■ **PROBLEM TO SOLVE**: Print the entries verbatim, leaving out the images they contain.

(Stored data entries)

* * *

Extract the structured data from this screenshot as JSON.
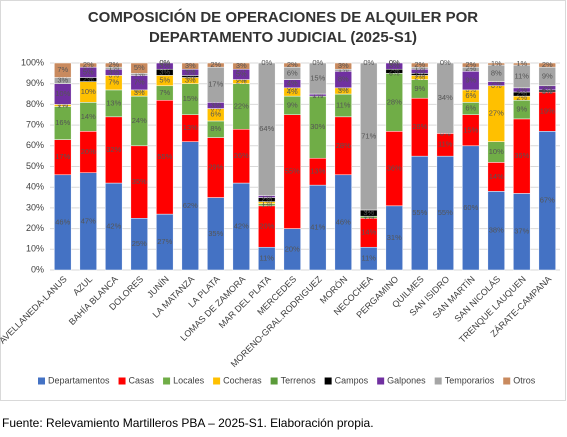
{
  "chart_data": {
    "type": "stacked_bar_percent",
    "title": "COMPOSICIÓN DE OPERACIONES DE ALQUILER POR",
    "subtitle": "DEPARTAMENTO JUDICIAL (2025-S1)",
    "footnote": "Fuente: Relevamiento Martilleros PBA – 2025-S1. Elaboración propia.",
    "categories": [
      "AVELLANEDA-LANUS",
      "AZUL",
      "BAHÍA BLANCA",
      "DOLORES",
      "JUNÍN",
      "LA MATANZA",
      "LA PLATA",
      "LOMAS DE ZAMORA",
      "MAR DEL PLATA",
      "MERCEDES",
      "MORENO-GRAL.RODRIGUEZ",
      "MORÓN",
      "NECOCHEA",
      "PERGAMINO",
      "QUILMES",
      "SAN ISIDRO",
      "SAN MARTÍN",
      "SAN NICOLÁS",
      "TRENQUE LAUQUEN",
      "ZÁRATE-CAMPANA"
    ],
    "series": [
      {
        "name": "Departamentos",
        "color": "#4472c4",
        "values": [
          46,
          47,
          42,
          25,
          27,
          62,
          35,
          42,
          11,
          20,
          41,
          46,
          11,
          31,
          55,
          55,
          60,
          38,
          37,
          67
        ],
        "value_labels": [
          "46%",
          "47%",
          "42%",
          "25%",
          "27%",
          "62%",
          "35%",
          "42%",
          "11%",
          "20%",
          "41%",
          "46%",
          "11%",
          "31%",
          "55%",
          "55%",
          "60%",
          "38%",
          "37%",
          "67%"
        ]
      },
      {
        "name": "Casas",
        "color": "#ff0000",
        "values": [
          17,
          20,
          32,
          35,
          55,
          13,
          29,
          26,
          20,
          55,
          13,
          28,
          14,
          36,
          28,
          11,
          15,
          14,
          36,
          19
        ],
        "value_labels": [
          "17%",
          "20%",
          "32%",
          "35%",
          "55%",
          "13%",
          "29%",
          "26%",
          "20%",
          "55%",
          "13%",
          "28%",
          "14%",
          "36%",
          "28%",
          "11%",
          "15%",
          "14%",
          "36%",
          "19%"
        ]
      },
      {
        "name": "Locales",
        "color": "#70ad47",
        "values": [
          16,
          14,
          13,
          24,
          7,
          15,
          8,
          22,
          1,
          9,
          30,
          11,
          1,
          28,
          9,
          0,
          6,
          10,
          9,
          0
        ],
        "value_labels": [
          "16%",
          "14%",
          "13%",
          "24%",
          "7%",
          "15%",
          "8%",
          "22%",
          "1%",
          "9%",
          "30%",
          "11%",
          "1%",
          "28%",
          "9%",
          "0%",
          "6%",
          "10%",
          "9%",
          "0%"
        ]
      },
      {
        "name": "Cocheras",
        "color": "#ffc000",
        "values": [
          1,
          10,
          7,
          3,
          5,
          3,
          6,
          2,
          1,
          4,
          0,
          3,
          0,
          0,
          2,
          0,
          6,
          27,
          2,
          0
        ],
        "value_labels": [
          "1%",
          "10%",
          "7%",
          "3%",
          "5%",
          "3%",
          "6%",
          "2%",
          "1%",
          "4%",
          "0%",
          "3%",
          "0%",
          "0%",
          "2%",
          "0%",
          "6%",
          "27%",
          "2%",
          "0%"
        ]
      },
      {
        "name": "Terrenos",
        "color": "#5b9b3a",
        "values": [
          0,
          0,
          0,
          0,
          0,
          0,
          0,
          0,
          0,
          0,
          0,
          0,
          0,
          0,
          0,
          0,
          0,
          0,
          0,
          0
        ]
      },
      {
        "name": "Campos",
        "color": "#000000",
        "values": [
          0,
          2,
          0,
          0,
          3,
          1,
          0,
          0,
          2,
          0,
          0,
          0,
          3,
          2,
          1,
          0,
          0,
          0,
          2,
          1
        ],
        "value_labels": [
          "0%",
          "2%",
          "0%",
          "0%",
          "3%",
          "1%",
          "0%",
          "0%",
          "2%",
          "0%",
          "0%",
          "0%",
          "3%",
          "2%",
          "1%",
          "0%",
          "0%",
          "0%",
          "2%",
          "1%"
        ]
      },
      {
        "name": "Galpones",
        "color": "#7030a0",
        "values": [
          10,
          5,
          3,
          7,
          3,
          3,
          3,
          5,
          1,
          4,
          1,
          8,
          0,
          3,
          2,
          0,
          9,
          2,
          2,
          2
        ],
        "value_labels": [
          "10%",
          "5%",
          "3%",
          "7%",
          "3%",
          "3%",
          "3%",
          "5%",
          "1%",
          "4%",
          "1%",
          "8%",
          "0%",
          "3%",
          "2%",
          "0%",
          "9%",
          "2%",
          "2%",
          "2%"
        ]
      },
      {
        "name": "Temporarios",
        "color": "#a5a5a5",
        "values": [
          3,
          0,
          1,
          1,
          0,
          0,
          17,
          0,
          64,
          6,
          15,
          1,
          71,
          0,
          1,
          34,
          2,
          8,
          11,
          9
        ],
        "value_labels": [
          "3%",
          "0%",
          "1%",
          "1%",
          "0%",
          "0%",
          "17%",
          "0%",
          "64%",
          "6%",
          "15%",
          "1%",
          "71%",
          "0%",
          "1%",
          "34%",
          "2%",
          "8%",
          "11%",
          "9%"
        ]
      },
      {
        "name": "Otros",
        "color": "#c98a5e",
        "values": [
          7,
          2,
          2,
          5,
          0,
          3,
          2,
          3,
          0,
          2,
          0,
          3,
          0,
          0,
          2,
          0,
          2,
          1,
          1,
          2
        ],
        "value_labels": [
          "7%",
          "2%",
          "2%",
          "5%",
          "0%",
          "3%",
          "2%",
          "3%",
          "0%",
          "2%",
          "0%",
          "3%",
          "0%",
          "0%",
          "2%",
          "0%",
          "2%",
          "1%",
          "1%",
          "2%"
        ]
      }
    ],
    "ylim": [
      0,
      100
    ],
    "yticks": [
      {
        "value": 0,
        "label": "0%"
      },
      {
        "value": 10,
        "label": "10%"
      },
      {
        "value": 20,
        "label": "20%"
      },
      {
        "value": 30,
        "label": "30%"
      },
      {
        "value": 40,
        "label": "40%"
      },
      {
        "value": 50,
        "label": "50%"
      },
      {
        "value": 60,
        "label": "60%"
      },
      {
        "value": 70,
        "label": "70%"
      },
      {
        "value": 80,
        "label": "80%"
      },
      {
        "value": 90,
        "label": "90%"
      },
      {
        "value": 100,
        "label": "100%"
      }
    ],
    "grid": true,
    "legend": "bottom"
  }
}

* * *

■ **TASK OUTPUT**:
Extract the structured data from this screenshot as JSON.
{
  "chart_data": {
    "type": "stacked_bar_percent",
    "title": "COMPOSICIÓN DE OPERACIONES DE ALQUILER POR",
    "subtitle": "DEPARTAMENTO JUDICIAL (2025-S1)",
    "footnote": "Fuente: Relevamiento Martilleros PBA – 2025-S1. Elaboración propia.",
    "categories": [
      "AVELLANEDA-LANUS",
      "AZUL",
      "BAHÍA BLANCA",
      "DOLORES",
      "JUNÍN",
      "LA MATANZA",
      "LA PLATA",
      "LOMAS DE ZAMORA",
      "MAR DEL PLATA",
      "MERCEDES",
      "MORENO-GRAL.RODRIGUEZ",
      "MORÓN",
      "NECOCHEA",
      "PERGAMINO",
      "QUILMES",
      "SAN ISIDRO",
      "SAN MARTÍN",
      "SAN NICOLÁS",
      "TRENQUE LAUQUEN",
      "ZÁRATE-CAMPANA"
    ],
    "series": [
      {
        "name": "Departamentos",
        "color": "#4472c4",
        "values": [
          46,
          47,
          42,
          25,
          27,
          62,
          35,
          42,
          11,
          20,
          41,
          46,
          11,
          31,
          55,
          55,
          60,
          38,
          37,
          67
        ],
        "value_labels": [
          "46%",
          "47%",
          "42%",
          "25%",
          "27%",
          "62%",
          "35%",
          "42%",
          "11%",
          "20%",
          "41%",
          "46%",
          "11%",
          "31%",
          "55%",
          "55%",
          "60%",
          "38%",
          "37%",
          "67%"
        ]
      },
      {
        "name": "Casas",
        "color": "#ff0000",
        "values": [
          17,
          20,
          32,
          35,
          55,
          13,
          29,
          26,
          20,
          55,
          13,
          28,
          14,
          36,
          28,
          11,
          15,
          14,
          36,
          19
        ],
        "value_labels": [
          "17%",
          "20%",
          "32%",
          "35%",
          "55%",
          "13%",
          "29%",
          "26%",
          "20%",
          "55%",
          "13%",
          "28%",
          "14%",
          "36%",
          "28%",
          "11%",
          "15%",
          "14%",
          "36%",
          "19%"
        ]
      },
      {
        "name": "Locales",
        "color": "#70ad47",
        "values": [
          16,
          14,
          13,
          24,
          7,
          15,
          8,
          22,
          1,
          9,
          30,
          11,
          1,
          28,
          9,
          0,
          6,
          10,
          9,
          0
        ],
        "value_labels": [
          "16%",
          "14%",
          "13%",
          "24%",
          "7%",
          "15%",
          "8%",
          "22%",
          "1%",
          "9%",
          "30%",
          "11%",
          "1%",
          "28%",
          "9%",
          "0%",
          "6%",
          "10%",
          "9%",
          "0%"
        ]
      },
      {
        "name": "Cocheras",
        "color": "#ffc000",
        "values": [
          1,
          10,
          7,
          3,
          5,
          3,
          6,
          2,
          1,
          4,
          0,
          3,
          0,
          0,
          2,
          0,
          6,
          27,
          2,
          0
        ],
        "value_labels": [
          "1%",
          "10%",
          "7%",
          "3%",
          "5%",
          "3%",
          "6%",
          "2%",
          "1%",
          "4%",
          "0%",
          "3%",
          "0%",
          "0%",
          "2%",
          "0%",
          "6%",
          "27%",
          "2%",
          "0%"
        ]
      },
      {
        "name": "Terrenos",
        "color": "#5b9b3a",
        "values": [
          0,
          0,
          0,
          0,
          0,
          0,
          0,
          0,
          0,
          0,
          0,
          0,
          0,
          0,
          0,
          0,
          0,
          0,
          0,
          0
        ]
      },
      {
        "name": "Campos",
        "color": "#000000",
        "values": [
          0,
          2,
          0,
          0,
          3,
          1,
          0,
          0,
          2,
          0,
          0,
          0,
          3,
          2,
          1,
          0,
          0,
          0,
          2,
          1
        ],
        "value_labels": [
          "0%",
          "2%",
          "0%",
          "0%",
          "3%",
          "1%",
          "0%",
          "0%",
          "2%",
          "0%",
          "0%",
          "0%",
          "3%",
          "2%",
          "1%",
          "0%",
          "0%",
          "0%",
          "2%",
          "1%"
        ]
      },
      {
        "name": "Galpones",
        "color": "#7030a0",
        "values": [
          10,
          5,
          3,
          7,
          3,
          3,
          3,
          5,
          1,
          4,
          1,
          8,
          0,
          3,
          2,
          0,
          9,
          2,
          2,
          2
        ],
        "value_labels": [
          "10%",
          "5%",
          "3%",
          "7%",
          "3%",
          "3%",
          "3%",
          "5%",
          "1%",
          "4%",
          "1%",
          "8%",
          "0%",
          "3%",
          "2%",
          "0%",
          "9%",
          "2%",
          "2%",
          "2%"
        ]
      },
      {
        "name": "Temporarios",
        "color": "#a5a5a5",
        "values": [
          3,
          0,
          1,
          1,
          0,
          0,
          17,
          0,
          64,
          6,
          15,
          1,
          71,
          0,
          1,
          34,
          2,
          8,
          11,
          9
        ],
        "value_labels": [
          "3%",
          "0%",
          "1%",
          "1%",
          "0%",
          "0%",
          "17%",
          "0%",
          "64%",
          "6%",
          "15%",
          "1%",
          "71%",
          "0%",
          "1%",
          "34%",
          "2%",
          "8%",
          "11%",
          "9%"
        ]
      },
      {
        "name": "Otros",
        "color": "#c98a5e",
        "values": [
          7,
          2,
          2,
          5,
          0,
          3,
          2,
          3,
          0,
          2,
          0,
          3,
          0,
          0,
          2,
          0,
          2,
          1,
          1,
          2
        ],
        "value_labels": [
          "7%",
          "2%",
          "2%",
          "5%",
          "0%",
          "3%",
          "2%",
          "3%",
          "0%",
          "2%",
          "0%",
          "3%",
          "0%",
          "0%",
          "2%",
          "0%",
          "2%",
          "1%",
          "1%",
          "2%"
        ]
      }
    ],
    "ylim": [
      0,
      100
    ],
    "yticks": [
      {
        "value": 0,
        "label": "0%"
      },
      {
        "value": 10,
        "label": "10%"
      },
      {
        "value": 20,
        "label": "20%"
      },
      {
        "value": 30,
        "label": "30%"
      },
      {
        "value": 40,
        "label": "40%"
      },
      {
        "value": 50,
        "label": "50%"
      },
      {
        "value": 60,
        "label": "60%"
      },
      {
        "value": 70,
        "label": "70%"
      },
      {
        "value": 80,
        "label": "80%"
      },
      {
        "value": 90,
        "label": "90%"
      },
      {
        "value": 100,
        "label": "100%"
      }
    ],
    "grid": true,
    "legend": "bottom"
  }
}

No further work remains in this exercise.